Textabschnitt ::
In Tests wurde eine so niedrige Reaktionszeit gemessen. Das Panel hat natürlich immer die gleiche Reaktionszeit, es kommt aber eben darauf an, was man letztendlich sieht.


----------



## JoM79 (24. Mai 2015)

Toms Hardware und Prad messen da was anderes oder können es nicht messen und sind auch anderer Meinung.
Nur PCGH scheint das so zu messen, aber vertrauen tue ich das eher Prad.
Dort sind die Messergebnisse ersichtlich und es wird einem nicht einfach ein Wert vorgeklatscht.

Deine Aussage verstehe ich auch nicht.
Danach hat das Panel immer die gleiche Reaktionszeit, soll aber im Turbomodus auf einmal viel schneller sein.
Und sehen tust du im Endeffekt maximal 120fps, also alle 8,33ms ein neues Bild.


----------



## Lendox (24. Mai 2015)

JoM79 schrieb:


> Toms Hardware und Prad messen da was anderes oder können es nicht messen und sind auch anderer Meinung.
> Nur PCGH scheint das so zu messen, aber vertrauen tue ich das eher Prad.
> Dort sind die Messergebnisse ersichtlich und es wird einem nicht einfach ein Wert vorgeklatscht.
> 
> ...



Ich meine mit "was man sieht" dass sich die Reaktionszeit deutlich verringert. Was ich bei mehreren Tests gelesen habe, war dass der Monitor ohne den Turbo 240 Modus eine mittlere bis hohe Reaktionszeit hat und mit Turbo 240 Modus unter 0,1ms. Es gibt auch ein Test Pattern von Eizo bei dem man den Unterschied mit am besten sehen kann. Natürlich hat die Reaktionszeit auch nicht etwas mit der Bildwiederholfrequenz zu tun.


----------



## JoM79 (24. Mai 2015)

Die mehreren Tests musst du mal verlinken.

Der Turbo 240 Modus macht nichts anderes als das gleiche Bild nochmal anzuzeigen.
Das ändert nicht an der Reaktionszeit des Monitors.
Was sich verändert ist die Bildhelligkeit und das Backlight, welches jetzt mit 240Hz arbeitet.
Dadurch ist der Monitor nicht mehr flimmerfrei und es strengt die Augen dementsprechend mehr an.

Anforderung A ::
Gib aus der Forumsdiskussion über Reaktionszeiten von Monitoren den Abschnitt von „Das ändert nicht“ bis „dementsprechend mehr an.“ wortgetreu aus.

Bereitgestellte Angaben ::
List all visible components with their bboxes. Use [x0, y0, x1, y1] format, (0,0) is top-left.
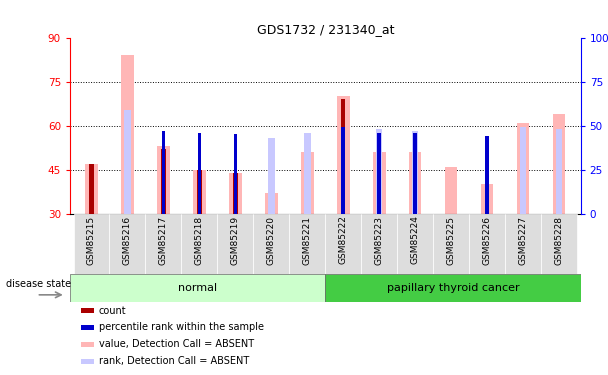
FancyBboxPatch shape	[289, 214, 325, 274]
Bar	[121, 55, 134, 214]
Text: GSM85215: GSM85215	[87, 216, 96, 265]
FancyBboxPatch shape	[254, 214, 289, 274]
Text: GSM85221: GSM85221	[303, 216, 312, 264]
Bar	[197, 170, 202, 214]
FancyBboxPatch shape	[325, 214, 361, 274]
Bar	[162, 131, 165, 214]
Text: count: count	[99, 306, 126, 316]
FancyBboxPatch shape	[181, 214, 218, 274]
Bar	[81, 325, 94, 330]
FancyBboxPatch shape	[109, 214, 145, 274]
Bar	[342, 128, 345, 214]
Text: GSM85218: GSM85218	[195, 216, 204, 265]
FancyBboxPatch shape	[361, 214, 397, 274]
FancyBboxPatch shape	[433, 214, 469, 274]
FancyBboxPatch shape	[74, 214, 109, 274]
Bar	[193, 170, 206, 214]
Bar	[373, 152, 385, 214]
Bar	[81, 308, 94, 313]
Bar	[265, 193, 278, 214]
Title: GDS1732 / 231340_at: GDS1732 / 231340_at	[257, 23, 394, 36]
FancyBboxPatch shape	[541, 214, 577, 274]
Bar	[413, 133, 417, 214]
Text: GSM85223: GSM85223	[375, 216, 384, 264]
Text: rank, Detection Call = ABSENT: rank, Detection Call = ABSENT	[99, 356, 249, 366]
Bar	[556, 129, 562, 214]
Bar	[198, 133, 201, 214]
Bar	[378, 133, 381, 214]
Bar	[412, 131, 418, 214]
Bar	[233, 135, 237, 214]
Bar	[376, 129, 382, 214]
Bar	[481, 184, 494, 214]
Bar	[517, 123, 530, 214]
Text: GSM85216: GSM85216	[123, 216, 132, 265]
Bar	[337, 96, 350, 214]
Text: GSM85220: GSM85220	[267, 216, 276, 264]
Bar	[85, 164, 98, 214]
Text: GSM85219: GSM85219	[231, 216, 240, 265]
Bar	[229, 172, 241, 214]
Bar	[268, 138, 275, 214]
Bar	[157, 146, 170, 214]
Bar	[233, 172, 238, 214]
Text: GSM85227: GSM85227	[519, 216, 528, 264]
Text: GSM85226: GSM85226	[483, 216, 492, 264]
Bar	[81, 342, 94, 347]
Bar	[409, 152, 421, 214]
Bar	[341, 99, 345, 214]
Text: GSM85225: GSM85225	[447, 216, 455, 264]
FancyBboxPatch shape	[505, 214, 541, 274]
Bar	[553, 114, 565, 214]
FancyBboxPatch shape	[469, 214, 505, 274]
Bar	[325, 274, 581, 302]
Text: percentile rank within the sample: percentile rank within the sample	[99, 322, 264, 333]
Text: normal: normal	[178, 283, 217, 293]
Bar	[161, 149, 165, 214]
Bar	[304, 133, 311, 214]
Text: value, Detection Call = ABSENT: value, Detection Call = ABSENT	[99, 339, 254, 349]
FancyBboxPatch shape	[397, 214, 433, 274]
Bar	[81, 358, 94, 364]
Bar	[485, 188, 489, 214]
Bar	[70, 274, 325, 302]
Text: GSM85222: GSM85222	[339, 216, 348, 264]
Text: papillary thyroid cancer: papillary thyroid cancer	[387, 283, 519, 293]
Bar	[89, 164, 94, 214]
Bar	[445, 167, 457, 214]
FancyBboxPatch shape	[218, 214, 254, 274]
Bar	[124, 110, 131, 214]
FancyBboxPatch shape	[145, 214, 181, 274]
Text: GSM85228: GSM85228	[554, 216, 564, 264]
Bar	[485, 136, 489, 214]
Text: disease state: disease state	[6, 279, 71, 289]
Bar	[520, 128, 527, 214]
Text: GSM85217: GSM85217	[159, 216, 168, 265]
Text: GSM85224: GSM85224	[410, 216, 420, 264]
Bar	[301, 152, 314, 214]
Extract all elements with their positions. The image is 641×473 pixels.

Anforderung B ::
Wandle in den bereitgestellten Zeilen nur den Bereich von der Zeile mit „214, 325, 274]“ bis zur Zeile mit „146, 170, 214]“, beide eingeschlossen, in eine nummerierte Liste um. Lass dabei Leerzeilen weg.

Richtige Antwort A ::
Das ändert nicht an der Reaktionszeit des Monitors.
Was sich verändert ist die Bildhelligkeit und das Backlight, welches jetzt mit 240Hz arbeitet.
Dadurch ist der Monitor nicht mehr flimmerfrei und es strengt die Augen dementsprechend mehr an.

Richtige Antwort B ::
1. FancyBboxPatch shape	[289, 214, 325, 274]
2. Bar	[121, 55, 134, 214]
3. Text: GSM85215: GSM85215	[87, 216, 96, 265]
4. FancyBboxPatch shape	[254, 214, 289, 274]
5. Text: GSM85221: GSM85221	[303, 216, 312, 264]
6. Bar	[197, 170, 202, 214]
7. FancyBboxPatch shape	[325, 214, 361, 274]
8. Bar	[162, 131, 165, 214]
9. Text: count: count	[99, 306, 126, 316]
10. FancyBboxPatch shape	[181, 214, 218, 274]
11. Bar	[81, 325, 94, 330]
12. FancyBboxPatch shape	[109, 214, 145, 274]
13. Bar	[342, 128, 345, 214]
14. Text: GSM85218: GSM85218	[195, 216, 204, 265]
15. FancyBboxPatch shape	[361, 214, 397, 274]
16. FancyBboxPatch shape	[433, 214, 469, 274]
17. FancyBboxPatch shape	[74, 214, 109, 274]
18. Bar	[193, 170, 206, 214]
19. Bar	[373, 152, 385, 214]
20. Bar	[81, 308, 94, 313]
21. Bar	[265, 193, 278, 214]
22. Title: GDS1732 / 231340_at: GDS1732 / 231340_at	[257, 23, 394, 36]
23. FancyBboxPatch shape	[541, 214, 577, 274]
24. Bar	[413, 133, 417, 214]
25. Text: GSM85223: GSM85223	[375, 216, 384, 264]
26. Text: rank, Detection Call = ABSENT: rank, Detection Call = ABSENT	[99, 356, 249, 366]
27. Bar	[556, 129, 562, 214]
28. Bar	[198, 133, 201, 214]
29. Bar	[378, 133, 381, 214]
30. Bar	[412, 131, 418, 214]
31. Bar	[233, 135, 237, 214]
32. Bar	[376, 129, 382, 214]
33. Bar	[481, 184, 494, 214]
34. Bar	[517, 123, 530, 214]
35. Text: GSM85216: GSM85216	[123, 216, 132, 265]
36. Bar	[337, 96, 350, 214]
37. Text: GSM85220: GSM85220	[267, 216, 276, 264]
38. Bar	[85, 164, 98, 214]
39. Text: GSM85219: GSM85219	[231, 216, 240, 265]
40. Bar	[229, 172, 241, 214]
41. Bar	[268, 138, 275, 214]
42. Bar	[157, 146, 170, 214]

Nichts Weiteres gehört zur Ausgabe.